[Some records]
========================================================================

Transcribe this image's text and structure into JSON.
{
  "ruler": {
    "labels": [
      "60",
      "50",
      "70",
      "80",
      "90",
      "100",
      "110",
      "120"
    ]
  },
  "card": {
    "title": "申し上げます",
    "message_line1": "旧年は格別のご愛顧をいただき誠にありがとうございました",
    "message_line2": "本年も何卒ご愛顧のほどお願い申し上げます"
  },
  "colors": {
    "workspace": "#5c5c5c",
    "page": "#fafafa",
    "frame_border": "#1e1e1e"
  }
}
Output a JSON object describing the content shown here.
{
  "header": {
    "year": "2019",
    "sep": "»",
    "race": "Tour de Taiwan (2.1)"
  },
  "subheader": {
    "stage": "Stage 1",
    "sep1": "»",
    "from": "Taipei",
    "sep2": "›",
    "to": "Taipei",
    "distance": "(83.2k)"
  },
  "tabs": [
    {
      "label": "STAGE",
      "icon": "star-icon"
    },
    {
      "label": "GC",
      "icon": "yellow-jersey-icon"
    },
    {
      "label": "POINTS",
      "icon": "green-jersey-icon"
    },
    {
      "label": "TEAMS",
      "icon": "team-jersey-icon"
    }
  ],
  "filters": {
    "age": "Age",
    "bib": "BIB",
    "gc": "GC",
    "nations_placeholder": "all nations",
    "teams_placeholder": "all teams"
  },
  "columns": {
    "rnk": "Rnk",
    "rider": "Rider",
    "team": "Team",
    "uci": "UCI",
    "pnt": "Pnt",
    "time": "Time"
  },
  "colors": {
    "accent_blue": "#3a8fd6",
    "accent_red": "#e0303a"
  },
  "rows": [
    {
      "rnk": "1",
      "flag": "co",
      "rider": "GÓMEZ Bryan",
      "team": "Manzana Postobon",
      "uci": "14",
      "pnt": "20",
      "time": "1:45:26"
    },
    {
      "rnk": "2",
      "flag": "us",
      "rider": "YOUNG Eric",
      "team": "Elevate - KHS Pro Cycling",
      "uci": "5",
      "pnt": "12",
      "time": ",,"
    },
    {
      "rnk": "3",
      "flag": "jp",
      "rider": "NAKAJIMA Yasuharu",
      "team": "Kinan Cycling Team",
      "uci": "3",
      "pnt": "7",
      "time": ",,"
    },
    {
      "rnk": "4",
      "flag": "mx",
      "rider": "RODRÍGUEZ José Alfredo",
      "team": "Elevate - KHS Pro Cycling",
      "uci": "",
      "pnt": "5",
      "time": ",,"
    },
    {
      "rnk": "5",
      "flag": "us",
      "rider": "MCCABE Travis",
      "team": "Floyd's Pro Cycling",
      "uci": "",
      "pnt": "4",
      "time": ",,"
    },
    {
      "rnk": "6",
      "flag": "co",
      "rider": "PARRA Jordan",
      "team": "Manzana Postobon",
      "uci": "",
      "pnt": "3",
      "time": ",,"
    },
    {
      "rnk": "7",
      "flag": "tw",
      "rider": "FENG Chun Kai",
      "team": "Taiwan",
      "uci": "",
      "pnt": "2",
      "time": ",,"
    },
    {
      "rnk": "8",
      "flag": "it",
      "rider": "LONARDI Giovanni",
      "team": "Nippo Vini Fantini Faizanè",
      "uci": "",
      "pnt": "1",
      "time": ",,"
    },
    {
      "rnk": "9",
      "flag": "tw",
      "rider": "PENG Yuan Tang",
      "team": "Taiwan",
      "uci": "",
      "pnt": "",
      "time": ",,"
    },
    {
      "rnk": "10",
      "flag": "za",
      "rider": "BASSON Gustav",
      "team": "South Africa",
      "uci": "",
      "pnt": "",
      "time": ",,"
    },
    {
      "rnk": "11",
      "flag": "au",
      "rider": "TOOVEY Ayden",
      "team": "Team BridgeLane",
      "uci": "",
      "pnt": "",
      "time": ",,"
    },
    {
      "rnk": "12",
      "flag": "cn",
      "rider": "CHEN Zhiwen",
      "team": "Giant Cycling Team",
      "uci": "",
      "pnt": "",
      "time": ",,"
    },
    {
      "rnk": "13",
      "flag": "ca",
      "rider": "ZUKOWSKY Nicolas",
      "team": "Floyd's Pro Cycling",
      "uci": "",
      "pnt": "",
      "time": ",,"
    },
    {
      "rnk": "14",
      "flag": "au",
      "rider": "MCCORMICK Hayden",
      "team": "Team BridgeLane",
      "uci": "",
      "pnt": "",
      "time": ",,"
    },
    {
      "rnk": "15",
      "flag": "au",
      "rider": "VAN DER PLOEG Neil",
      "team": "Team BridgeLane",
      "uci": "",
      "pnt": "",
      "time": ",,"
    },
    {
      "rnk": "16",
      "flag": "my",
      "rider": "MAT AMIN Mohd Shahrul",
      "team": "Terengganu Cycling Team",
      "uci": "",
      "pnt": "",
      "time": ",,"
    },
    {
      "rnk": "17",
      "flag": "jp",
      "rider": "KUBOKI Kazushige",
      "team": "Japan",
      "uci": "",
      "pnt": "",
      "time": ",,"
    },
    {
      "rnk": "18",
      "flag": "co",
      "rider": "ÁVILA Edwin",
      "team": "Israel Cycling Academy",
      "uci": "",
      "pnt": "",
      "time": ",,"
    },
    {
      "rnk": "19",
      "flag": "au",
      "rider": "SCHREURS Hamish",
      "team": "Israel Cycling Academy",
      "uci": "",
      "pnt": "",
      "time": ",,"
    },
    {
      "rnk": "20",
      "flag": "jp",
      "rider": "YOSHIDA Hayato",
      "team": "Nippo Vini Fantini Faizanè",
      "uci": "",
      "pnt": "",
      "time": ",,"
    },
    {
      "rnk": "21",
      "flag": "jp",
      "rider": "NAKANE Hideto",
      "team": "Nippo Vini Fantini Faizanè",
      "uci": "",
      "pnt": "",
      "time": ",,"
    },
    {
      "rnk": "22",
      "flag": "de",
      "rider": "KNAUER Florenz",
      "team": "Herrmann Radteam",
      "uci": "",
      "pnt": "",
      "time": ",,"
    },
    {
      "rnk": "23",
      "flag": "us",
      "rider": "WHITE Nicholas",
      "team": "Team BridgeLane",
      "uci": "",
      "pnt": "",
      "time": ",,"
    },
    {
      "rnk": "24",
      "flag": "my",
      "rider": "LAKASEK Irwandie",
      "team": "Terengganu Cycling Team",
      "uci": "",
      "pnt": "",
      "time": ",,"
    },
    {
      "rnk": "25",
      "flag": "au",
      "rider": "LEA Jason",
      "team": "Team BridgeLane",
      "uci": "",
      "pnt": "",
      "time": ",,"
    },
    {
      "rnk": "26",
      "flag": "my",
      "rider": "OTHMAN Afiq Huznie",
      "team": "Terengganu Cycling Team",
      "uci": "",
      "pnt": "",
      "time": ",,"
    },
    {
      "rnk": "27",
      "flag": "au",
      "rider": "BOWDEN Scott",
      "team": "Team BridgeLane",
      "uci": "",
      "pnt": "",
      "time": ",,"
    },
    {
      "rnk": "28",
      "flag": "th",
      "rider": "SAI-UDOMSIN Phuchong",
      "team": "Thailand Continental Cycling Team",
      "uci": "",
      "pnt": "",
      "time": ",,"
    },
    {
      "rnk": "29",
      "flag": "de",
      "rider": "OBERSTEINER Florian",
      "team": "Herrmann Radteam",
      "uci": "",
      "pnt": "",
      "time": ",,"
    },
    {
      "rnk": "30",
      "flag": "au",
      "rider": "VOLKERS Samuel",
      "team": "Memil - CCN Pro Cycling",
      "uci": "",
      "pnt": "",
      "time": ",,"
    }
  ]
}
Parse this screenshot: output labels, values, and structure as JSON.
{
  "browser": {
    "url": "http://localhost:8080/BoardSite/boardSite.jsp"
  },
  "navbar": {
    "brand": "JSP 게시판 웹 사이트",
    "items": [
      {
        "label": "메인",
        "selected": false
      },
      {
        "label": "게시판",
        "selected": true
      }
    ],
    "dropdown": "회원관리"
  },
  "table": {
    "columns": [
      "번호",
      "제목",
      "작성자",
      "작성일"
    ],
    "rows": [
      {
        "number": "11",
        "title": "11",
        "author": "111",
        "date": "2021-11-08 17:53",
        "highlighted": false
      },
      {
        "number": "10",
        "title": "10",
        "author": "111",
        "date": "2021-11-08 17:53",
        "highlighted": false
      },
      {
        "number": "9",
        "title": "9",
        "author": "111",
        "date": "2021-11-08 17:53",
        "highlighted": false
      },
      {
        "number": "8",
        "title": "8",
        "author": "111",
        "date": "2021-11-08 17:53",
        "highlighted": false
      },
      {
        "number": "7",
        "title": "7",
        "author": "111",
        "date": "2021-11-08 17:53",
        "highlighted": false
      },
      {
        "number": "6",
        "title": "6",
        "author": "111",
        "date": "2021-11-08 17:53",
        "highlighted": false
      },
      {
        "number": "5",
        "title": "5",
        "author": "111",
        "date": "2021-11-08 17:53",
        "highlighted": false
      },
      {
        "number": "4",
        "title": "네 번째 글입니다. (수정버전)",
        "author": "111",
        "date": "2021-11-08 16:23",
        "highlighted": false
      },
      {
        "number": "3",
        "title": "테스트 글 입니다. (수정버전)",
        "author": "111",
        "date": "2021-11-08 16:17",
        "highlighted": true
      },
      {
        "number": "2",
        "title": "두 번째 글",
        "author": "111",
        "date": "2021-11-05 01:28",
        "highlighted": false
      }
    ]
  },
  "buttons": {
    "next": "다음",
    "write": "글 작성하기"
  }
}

========================================================================

REQUIREMENT >>
Filter the records for lines holding the string "number". Copy each one.

SOLUTION BELOW >>
        "number": "11",
        "number": "10",
        "number": "9",
        "number": "8",
        "number": "7",
        "number": "6",
        "number": "5",
        "number": "4",
        "number": "3",
        "number": "2",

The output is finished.